▶ [SHORT TASK]: Each entry below is to be printed verbatim.

▶ [INPUT ROWS]:

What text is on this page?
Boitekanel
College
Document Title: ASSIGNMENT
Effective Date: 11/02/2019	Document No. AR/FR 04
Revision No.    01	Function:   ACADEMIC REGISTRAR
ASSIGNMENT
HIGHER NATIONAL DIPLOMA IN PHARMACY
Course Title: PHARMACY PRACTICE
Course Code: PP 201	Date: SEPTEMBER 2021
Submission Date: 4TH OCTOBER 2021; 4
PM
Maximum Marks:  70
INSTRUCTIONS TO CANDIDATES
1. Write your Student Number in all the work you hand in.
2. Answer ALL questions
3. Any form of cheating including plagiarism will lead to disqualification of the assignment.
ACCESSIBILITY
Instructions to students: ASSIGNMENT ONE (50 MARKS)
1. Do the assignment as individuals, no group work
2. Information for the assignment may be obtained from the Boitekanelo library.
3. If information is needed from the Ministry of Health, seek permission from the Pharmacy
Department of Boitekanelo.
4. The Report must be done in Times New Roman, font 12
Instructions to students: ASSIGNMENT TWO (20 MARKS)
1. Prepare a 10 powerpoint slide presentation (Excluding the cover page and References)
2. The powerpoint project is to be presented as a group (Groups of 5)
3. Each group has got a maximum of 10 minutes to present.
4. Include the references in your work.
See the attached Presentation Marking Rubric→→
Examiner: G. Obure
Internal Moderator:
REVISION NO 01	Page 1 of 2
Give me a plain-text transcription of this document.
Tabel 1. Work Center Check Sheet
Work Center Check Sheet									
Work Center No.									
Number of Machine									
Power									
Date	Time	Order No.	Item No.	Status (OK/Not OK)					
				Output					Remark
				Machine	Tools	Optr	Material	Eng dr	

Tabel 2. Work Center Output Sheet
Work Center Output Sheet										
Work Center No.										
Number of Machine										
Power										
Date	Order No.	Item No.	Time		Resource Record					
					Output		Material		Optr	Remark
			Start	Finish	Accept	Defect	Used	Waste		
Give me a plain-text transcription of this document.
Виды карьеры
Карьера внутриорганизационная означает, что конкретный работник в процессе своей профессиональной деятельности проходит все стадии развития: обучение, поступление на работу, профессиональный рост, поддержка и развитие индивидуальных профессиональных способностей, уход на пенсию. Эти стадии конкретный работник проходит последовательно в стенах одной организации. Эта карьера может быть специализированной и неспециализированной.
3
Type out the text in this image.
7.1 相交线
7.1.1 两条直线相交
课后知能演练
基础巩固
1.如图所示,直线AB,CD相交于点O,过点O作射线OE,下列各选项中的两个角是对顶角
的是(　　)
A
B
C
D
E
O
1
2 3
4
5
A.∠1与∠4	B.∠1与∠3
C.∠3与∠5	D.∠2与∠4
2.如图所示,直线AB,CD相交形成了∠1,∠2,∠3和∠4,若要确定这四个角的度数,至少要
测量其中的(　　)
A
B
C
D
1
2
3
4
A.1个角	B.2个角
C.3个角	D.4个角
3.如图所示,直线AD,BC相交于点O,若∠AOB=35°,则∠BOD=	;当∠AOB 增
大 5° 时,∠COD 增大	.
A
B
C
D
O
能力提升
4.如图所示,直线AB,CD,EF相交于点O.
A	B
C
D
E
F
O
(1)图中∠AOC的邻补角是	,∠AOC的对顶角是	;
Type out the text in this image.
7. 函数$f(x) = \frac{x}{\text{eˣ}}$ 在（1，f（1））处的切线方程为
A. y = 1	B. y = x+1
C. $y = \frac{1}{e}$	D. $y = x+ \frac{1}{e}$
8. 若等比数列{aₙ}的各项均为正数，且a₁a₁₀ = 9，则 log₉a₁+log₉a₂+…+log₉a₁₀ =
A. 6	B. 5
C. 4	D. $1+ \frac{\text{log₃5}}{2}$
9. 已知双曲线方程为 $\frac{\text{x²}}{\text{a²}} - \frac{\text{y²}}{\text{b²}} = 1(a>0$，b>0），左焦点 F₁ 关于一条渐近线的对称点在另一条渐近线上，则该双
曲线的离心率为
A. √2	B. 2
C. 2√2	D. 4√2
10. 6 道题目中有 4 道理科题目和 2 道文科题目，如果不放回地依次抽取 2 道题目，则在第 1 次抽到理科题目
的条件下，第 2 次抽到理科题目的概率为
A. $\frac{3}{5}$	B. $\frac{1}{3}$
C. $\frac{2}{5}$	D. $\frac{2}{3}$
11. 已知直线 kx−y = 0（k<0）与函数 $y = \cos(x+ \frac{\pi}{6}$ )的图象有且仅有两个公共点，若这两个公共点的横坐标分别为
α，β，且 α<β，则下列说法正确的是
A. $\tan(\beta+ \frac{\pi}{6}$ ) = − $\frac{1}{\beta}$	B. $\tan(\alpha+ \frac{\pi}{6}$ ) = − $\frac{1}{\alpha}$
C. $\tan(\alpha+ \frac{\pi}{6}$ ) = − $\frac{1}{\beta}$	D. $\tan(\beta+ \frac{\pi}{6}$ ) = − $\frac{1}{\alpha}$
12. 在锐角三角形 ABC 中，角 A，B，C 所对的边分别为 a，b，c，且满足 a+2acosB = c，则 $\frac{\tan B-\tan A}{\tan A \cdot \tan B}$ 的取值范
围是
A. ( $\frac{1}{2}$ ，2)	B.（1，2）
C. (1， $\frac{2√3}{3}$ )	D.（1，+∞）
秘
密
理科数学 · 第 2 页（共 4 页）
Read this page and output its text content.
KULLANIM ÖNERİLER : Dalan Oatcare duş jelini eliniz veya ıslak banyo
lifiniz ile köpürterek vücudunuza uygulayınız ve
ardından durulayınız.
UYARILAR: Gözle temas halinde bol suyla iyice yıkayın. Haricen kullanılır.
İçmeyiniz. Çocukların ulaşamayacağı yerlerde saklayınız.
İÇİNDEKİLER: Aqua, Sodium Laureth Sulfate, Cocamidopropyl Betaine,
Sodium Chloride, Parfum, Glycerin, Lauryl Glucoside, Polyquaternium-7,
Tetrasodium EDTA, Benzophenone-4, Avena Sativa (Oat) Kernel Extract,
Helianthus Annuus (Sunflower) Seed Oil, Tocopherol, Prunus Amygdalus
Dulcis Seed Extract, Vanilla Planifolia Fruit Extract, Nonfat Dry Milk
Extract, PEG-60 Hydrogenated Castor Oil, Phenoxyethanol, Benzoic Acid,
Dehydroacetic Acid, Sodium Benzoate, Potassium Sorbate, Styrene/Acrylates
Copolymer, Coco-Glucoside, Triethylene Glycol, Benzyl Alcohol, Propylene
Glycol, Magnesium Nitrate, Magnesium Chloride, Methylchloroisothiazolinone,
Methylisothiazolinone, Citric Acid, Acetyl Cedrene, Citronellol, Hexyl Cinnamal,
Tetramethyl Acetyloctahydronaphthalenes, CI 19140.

▶ [WRITTEN RESPONSE]:
What text is on this page?
Boitekanel
College
Document Title: ASSIGNMENT
Effective Date: 11/02/2019	Document No. AR/FR 04
Revision No.    01	Function:   ACADEMIC REGISTRAR
ASSIGNMENT
HIGHER NATIONAL DIPLOMA IN PHARMACY
Course Title: PHARMACY PRACTICE
Course Code: PP 201	Date: SEPTEMBER 2021
Submission Date: 4TH OCTOBER 2021; 4
PM
Maximum Marks:  70
INSTRUCTIONS TO CANDIDATES
1. Write your Student Number in all the work you hand in.
2. Answer ALL questions
3. Any form of cheating including plagiarism will lead to disqualification of the assignment.
ACCESSIBILITY
Instructions to students: ASSIGNMENT ONE (50 MARKS)
1. Do the assignment as individuals, no group work
2. Information for the assignment may be obtained from the Boitekanelo library.
3. If information is needed from the Ministry of Health, seek permission from the Pharmacy
Department of Boitekanelo.
4. The Report must be done in Times New Roman, font 12
Instructions to students: ASSIGNMENT TWO (20 MARKS)
1. Prepare a 10 powerpoint slide presentation (Excluding the cover page and References)
2. The powerpoint project is to be presented as a group (Groups of 5)
3. Each group has got a maximum of 10 minutes to present.
4. Include the references in your work.
See the attached Presentation Marking Rubric→→
Examiner: G. Obure
Internal Moderator:
REVISION NO 01	Page 1 of 2
Give me a plain-text transcription of this document.
Tabel 1. Work Center Check Sheet
Work Center Check Sheet									
Work Center No.									
Number of Machine									
Power									
Date	Time	Order No.	Item No.	Status (OK/Not OK)					
				Output					Remark
				Machine	Tools	Optr	Material	Eng dr	

Tabel 2. Work Center Output Sheet
Work Center Output Sheet										
Work Center No.										
Number of Machine										
Power										
Date	Order No.	Item No.	Time		Resource Record					
					Output		Material		Optr	Remark
			Start	Finish	Accept	Defect	Used	Waste		
Give me a plain-text transcription of this document.
Виды карьеры
Карьера внутриорганизационная означает, что конкретный работник в процессе своей профессиональной деятельности проходит все стадии развития: обучение, поступление на работу, профессиональный рост, поддержка и развитие индивидуальных профессиональных способностей, уход на пенсию. Эти стадии конкретный работник проходит последовательно в стенах одной организации. Эта карьера может быть специализированной и неспециализированной.
3
Type out the text in this image.
7.1 相交线
7.1.1 两条直线相交
课后知能演练
基础巩固
1.如图所示,直线AB,CD相交于点O,过点O作射线OE,下列各选项中的两个角是对顶角
的是(　　)
A
B
C
D
E
O
1
2 3
4
5
A.∠1与∠4	B.∠1与∠3
C.∠3与∠5	D.∠2与∠4
2.如图所示,直线AB,CD相交形成了∠1,∠2,∠3和∠4,若要确定这四个角的度数,至少要
测量其中的(　　)
A
B
C
D
1
2
3
4
A.1个角	B.2个角
C.3个角	D.4个角
3.如图所示,直线AD,BC相交于点O,若∠AOB=35°,则∠BOD=	;当∠AOB 增
大 5° 时,∠COD 增大	.
A
B
C
D
O
能力提升
4.如图所示,直线AB,CD,EF相交于点O.
A	B
C
D
E
F
O
(1)图中∠AOC的邻补角是	,∠AOC的对顶角是	;
Type out the text in this image.
7. 函数$f(x) = \frac{x}{\text{eˣ}}$ 在（1，f（1））处的切线方程为
A. y = 1	B. y = x+1
C. $y = \frac{1}{e}$	D. $y = x+ \frac{1}{e}$
8. 若等比数列{aₙ}的各项均为正数，且a₁a₁₀ = 9，则 log₉a₁+log₉a₂+…+log₉a₁₀ =
A. 6	B. 5
C. 4	D. $1+ \frac{\text{log₃5}}{2}$
9. 已知双曲线方程为 $\frac{\text{x²}}{\text{a²}} - \frac{\text{y²}}{\text{b²}} = 1(a>0$，b>0），左焦点 F₁ 关于一条渐近线的对称点在另一条渐近线上，则该双
曲线的离心率为
A. √2	B. 2
C. 2√2	D. 4√2
10. 6 道题目中有 4 道理科题目和 2 道文科题目，如果不放回地依次抽取 2 道题目，则在第 1 次抽到理科题目
的条件下，第 2 次抽到理科题目的概率为
A. $\frac{3}{5}$	B. $\frac{1}{3}$
C. $\frac{2}{5}$	D. $\frac{2}{3}$
11. 已知直线 kx−y = 0（k<0）与函数 $y = \cos(x+ \frac{\pi}{6}$ )的图象有且仅有两个公共点，若这两个公共点的横坐标分别为
α，β，且 α<β，则下列说法正确的是
A. $\tan(\beta+ \frac{\pi}{6}$ ) = − $\frac{1}{\beta}$	B. $\tan(\alpha+ \frac{\pi}{6}$ ) = − $\frac{1}{\alpha}$
C. $\tan(\alpha+ \frac{\pi}{6}$ ) = − $\frac{1}{\beta}$	D. $\tan(\beta+ \frac{\pi}{6}$ ) = − $\frac{1}{\alpha}$
12. 在锐角三角形 ABC 中，角 A，B，C 所对的边分别为 a，b，c，且满足 a+2acosB = c，则 $\frac{\tan B-\tan A}{\tan A \cdot \tan B}$ 的取值范
围是
A. ( $\frac{1}{2}$ ，2)	B.（1，2）
C. (1， $\frac{2√3}{3}$ )	D.（1，+∞）
秘
密
理科数学 · 第 2 页（共 4 页）
Read this page and output its text content.
KULLANIM ÖNERİLER : Dalan Oatcare duş jelini eliniz veya ıslak banyo
lifiniz ile köpürterek vücudunuza uygulayınız ve
ardından durulayınız.
UYARILAR: Gözle temas halinde bol suyla iyice yıkayın. Haricen kullanılır.
İçmeyiniz. Çocukların ulaşamayacağı yerlerde saklayınız.
İÇİNDEKİLER: Aqua, Sodium Laureth Sulfate, Cocamidopropyl Betaine,
Sodium Chloride, Parfum, Glycerin, Lauryl Glucoside, Polyquaternium-7,
Tetrasodium EDTA, Benzophenone-4, Avena Sativa (Oat) Kernel Extract,
Helianthus Annuus (Sunflower) Seed Oil, Tocopherol, Prunus Amygdalus
Dulcis Seed Extract, Vanilla Planifolia Fruit Extract, Nonfat Dry Milk
Extract, PEG-60 Hydrogenated Castor Oil, Phenoxyethanol, Benzoic Acid,
Dehydroacetic Acid, Sodium Benzoate, Potassium Sorbate, Styrene/Acrylates
Copolymer, Coco-Glucoside, Triethylene Glycol, Benzyl Alcohol, Propylene
Glycol, Magnesium Nitrate, Magnesium Chloride, Methylchloroisothiazolinone,
Methylisothiazolinone, Citric Acid, Acetyl Cedrene, Citronellol, Hexyl Cinnamal,
Tetramethyl Acetyloctahydronaphthalenes, CI 19140.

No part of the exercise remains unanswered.